READING PASSAGE -

• • • • •

Database requirements

Deep Security Manager uses a database server. Before you install Deep Security Manager, you must install a database server that meets the following requirements:

You should use use the Deep Security Quick Start on AWS to deploy Deep Security Manager and its database on AWS automatically. If you use this method, you can disregard the database installation and configuration steps because the Quick Start takes care of these tasks for you. For information on the Quick Start, see Deploy the Deep Security AMI Quick Start.

After reviewing the requirements, you are ready to install the database server.

Software requirements

Deep Security supports the following databases:

  • PostgreSQL 16.n (Core, Amazon RDS, or Amazon Aurora distributions only)
  • PostgreSQL 15.n (Core, Amazon RDS, or Amazon Aurora distributions only)
  • PostgreSQL 14.n (Core, Amazon RDS, or Amazon Aurora distributions only)
  • PostgreSQL 13.n (Core or Amazon RDS distributions only)
  • PostgreSQL 12.n (Core or Amazon RDS distributions only)
  • Microsoft SQL Server 2022 and its service packs
  • Microsoft SQL Server 2019 and its service packs
  • Microsoft SQL Server 2017 and its service packs
  • Microsoft SQL Server 2016 and its service packs
  • Microsoft SQL Relational Database Service (RDS)
  • Azure SQL Database (except multi-tenancy)
  • Oracle 19c when deployed as software or when used with Amazon RDS
  • Oracle 23c when deployed as software

Note the following:

Microsoft SQL Server Express considerations

Some deployments might be able to use Microsoft SQL Server Express for the Deep Security Manager database. If you think your deployment cannot operate within the following limitations, use another database or migrate to the Enterprise edition.

  • Express edition size limitations: Microsoft SQL Server Express has a 10 GB maximum database size and other important limits. High load scenarios are not supported by Express. Symptoms can include database connection errors.
  • Express edition LocalDB preset: Express has a LocalDB preset. Additional configuration may be required to accept remote connections.
  • Limited number of protected computers: Do not use Microsoft SQL Server Express if your deployment has more than 50 protected computers. More events generated from the computer result in a larger database which Microsoft SQL Server Express cannot handle.
  • Lack of multi-node support: Multi-node Deep Security Manager, required for larger deployments, is not supported by Express.

• • • • •

(Records taken from a dataset)
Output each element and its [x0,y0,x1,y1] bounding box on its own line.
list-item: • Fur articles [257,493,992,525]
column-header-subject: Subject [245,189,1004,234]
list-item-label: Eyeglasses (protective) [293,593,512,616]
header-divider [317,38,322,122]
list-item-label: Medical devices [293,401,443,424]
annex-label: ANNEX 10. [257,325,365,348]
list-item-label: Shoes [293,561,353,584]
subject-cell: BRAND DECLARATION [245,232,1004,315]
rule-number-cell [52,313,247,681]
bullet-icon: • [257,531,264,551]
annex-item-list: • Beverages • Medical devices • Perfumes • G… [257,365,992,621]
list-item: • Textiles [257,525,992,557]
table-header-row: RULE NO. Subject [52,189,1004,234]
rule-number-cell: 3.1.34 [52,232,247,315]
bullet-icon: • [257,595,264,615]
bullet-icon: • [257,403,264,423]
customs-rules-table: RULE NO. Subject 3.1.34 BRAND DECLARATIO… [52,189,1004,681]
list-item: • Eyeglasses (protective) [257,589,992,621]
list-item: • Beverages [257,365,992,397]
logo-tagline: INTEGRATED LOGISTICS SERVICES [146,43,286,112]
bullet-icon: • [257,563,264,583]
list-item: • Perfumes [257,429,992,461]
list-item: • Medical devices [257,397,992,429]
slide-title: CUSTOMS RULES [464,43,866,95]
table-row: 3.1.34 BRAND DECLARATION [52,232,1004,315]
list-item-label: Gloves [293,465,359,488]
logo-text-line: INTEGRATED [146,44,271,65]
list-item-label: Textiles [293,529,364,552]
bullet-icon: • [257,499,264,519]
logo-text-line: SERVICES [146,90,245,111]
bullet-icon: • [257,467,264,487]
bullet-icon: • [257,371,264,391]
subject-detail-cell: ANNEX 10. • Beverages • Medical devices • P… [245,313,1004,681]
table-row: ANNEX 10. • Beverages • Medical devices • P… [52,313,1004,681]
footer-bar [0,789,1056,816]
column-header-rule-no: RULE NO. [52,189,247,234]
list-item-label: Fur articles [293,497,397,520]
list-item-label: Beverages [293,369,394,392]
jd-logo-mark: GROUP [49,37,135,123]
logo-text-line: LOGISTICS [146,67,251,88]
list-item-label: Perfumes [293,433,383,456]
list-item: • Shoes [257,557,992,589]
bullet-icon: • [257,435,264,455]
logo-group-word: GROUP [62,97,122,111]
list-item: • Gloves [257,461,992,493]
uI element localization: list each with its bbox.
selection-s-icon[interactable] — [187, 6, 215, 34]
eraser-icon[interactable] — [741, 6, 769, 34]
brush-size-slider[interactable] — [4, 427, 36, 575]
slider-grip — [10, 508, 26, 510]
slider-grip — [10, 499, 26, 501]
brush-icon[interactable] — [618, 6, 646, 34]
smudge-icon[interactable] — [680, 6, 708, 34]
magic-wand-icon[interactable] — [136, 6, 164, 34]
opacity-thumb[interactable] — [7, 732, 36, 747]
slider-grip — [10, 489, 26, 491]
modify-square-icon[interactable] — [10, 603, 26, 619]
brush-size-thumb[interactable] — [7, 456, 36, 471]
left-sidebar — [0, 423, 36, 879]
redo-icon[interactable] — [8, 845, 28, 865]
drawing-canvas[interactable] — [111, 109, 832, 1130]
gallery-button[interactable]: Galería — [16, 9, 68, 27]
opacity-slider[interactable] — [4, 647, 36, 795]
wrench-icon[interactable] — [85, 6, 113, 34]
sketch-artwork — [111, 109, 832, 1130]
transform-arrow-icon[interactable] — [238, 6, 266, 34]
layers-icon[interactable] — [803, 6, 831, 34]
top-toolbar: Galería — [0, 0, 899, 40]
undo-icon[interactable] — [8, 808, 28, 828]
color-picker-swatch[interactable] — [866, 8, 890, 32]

• • • • •

CHECK YOUR UNDERSTANDING -
a. Please extract the stretch of the database requirements page from "Deep Security supports" through "13.n (Core or Amazon RDS distributions only)".
b. Write what comes next in the database requirements page, starting after its last sentence.
The records stand apart from the database requirements page and are unrelated to it.

PER-TASK OUTPUTS -
a.
Deep Security supports the following databases:

  • PostgreSQL 16.n (Core, Amazon RDS, or Amazon Aurora distributions only)
  • PostgreSQL 15.n (Core, Amazon RDS, or Amazon Aurora distributions only)
  • PostgreSQL 14.n (Core, Amazon RDS, or Amazon Aurora distributions only)
  • PostgreSQL 13.n (Core or Amazon RDS distributions only)

b.
  • Security module limitations: Only Deep Security Anti-Malware and Intrusion Prevention modules are supported with a Microsoft SQL Server Express database due to its limitations. If you require any other protection modules, use another supported database.
Exceeding these limits can result in a service outage. You would need to upgrade to a paid version of Microsoft SQL Server.

Hardware requirements

We recommend that you use an AWS RDS or Aurora instance, but you can also use a stand-alone database server. If you choose to use a stand-alone database server:

  • The database CPU, memory, and disk space should conform to the recommendations in Database sizing.
  • The database should be installed on a dedicated server that is separate from the manager nodes.

Network requirements

  • The database should be located on the same network as Deep Security Manager. The network should have a 1 GB LAN connection to ensure unhindered communication between the two (WAN connections are not recommended). The same applies to additional Deep Security Manager nodes. 2 milliseconds latency or less is recommended for the connection from the manager to the database.
  • Databases hosted in the cloud should not use multiple availability zones ("multi-AZ"), which can increase network latency.

Scaling requirements

  • You should use database load balancing, mirroring, and high availability (HA) mechanisms for scalability and service uptime. Consult your database vendor's documentation for setup details.
  • If you decide to replicate the database, you should use database mirroring over database replication. Database replication technologies sometimes add columns to the database tables during replication. This changes the Deep Security database schema and can result in critical failures. Deep Security works with any failover protection technology that does not change its schema.